**Record list**:
—————

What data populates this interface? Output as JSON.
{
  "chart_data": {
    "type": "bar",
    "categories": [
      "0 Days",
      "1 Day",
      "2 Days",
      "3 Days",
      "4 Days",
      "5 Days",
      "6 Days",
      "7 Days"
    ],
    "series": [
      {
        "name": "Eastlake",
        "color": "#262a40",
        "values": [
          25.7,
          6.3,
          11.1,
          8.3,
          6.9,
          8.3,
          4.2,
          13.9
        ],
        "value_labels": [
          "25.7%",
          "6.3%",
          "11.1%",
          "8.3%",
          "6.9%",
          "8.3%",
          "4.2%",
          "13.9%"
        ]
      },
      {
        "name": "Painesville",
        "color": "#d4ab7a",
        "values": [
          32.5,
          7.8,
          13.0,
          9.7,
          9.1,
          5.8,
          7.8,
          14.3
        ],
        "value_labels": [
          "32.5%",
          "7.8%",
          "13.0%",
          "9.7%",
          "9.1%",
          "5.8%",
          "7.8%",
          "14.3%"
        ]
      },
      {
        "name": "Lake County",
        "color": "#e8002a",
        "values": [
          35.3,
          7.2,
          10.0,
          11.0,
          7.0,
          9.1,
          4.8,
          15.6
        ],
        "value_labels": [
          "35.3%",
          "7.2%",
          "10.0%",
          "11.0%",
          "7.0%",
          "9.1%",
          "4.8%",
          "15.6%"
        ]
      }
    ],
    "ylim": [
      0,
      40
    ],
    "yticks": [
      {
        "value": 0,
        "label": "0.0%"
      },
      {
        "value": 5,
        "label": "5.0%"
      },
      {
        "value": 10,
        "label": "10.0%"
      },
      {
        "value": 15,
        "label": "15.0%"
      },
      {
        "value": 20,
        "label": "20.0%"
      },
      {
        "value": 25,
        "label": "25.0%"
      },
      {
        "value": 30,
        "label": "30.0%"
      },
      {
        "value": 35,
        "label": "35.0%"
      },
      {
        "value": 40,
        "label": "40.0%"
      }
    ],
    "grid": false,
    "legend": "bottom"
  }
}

—————

**What the task requires**: Take each line containing the string "Days" and copy it out.

**Exercise result**:
      "0 Days",
      "2 Days",
      "3 Days",
      "4 Days",
      "5 Days",
      "6 Days",
      "7 Days"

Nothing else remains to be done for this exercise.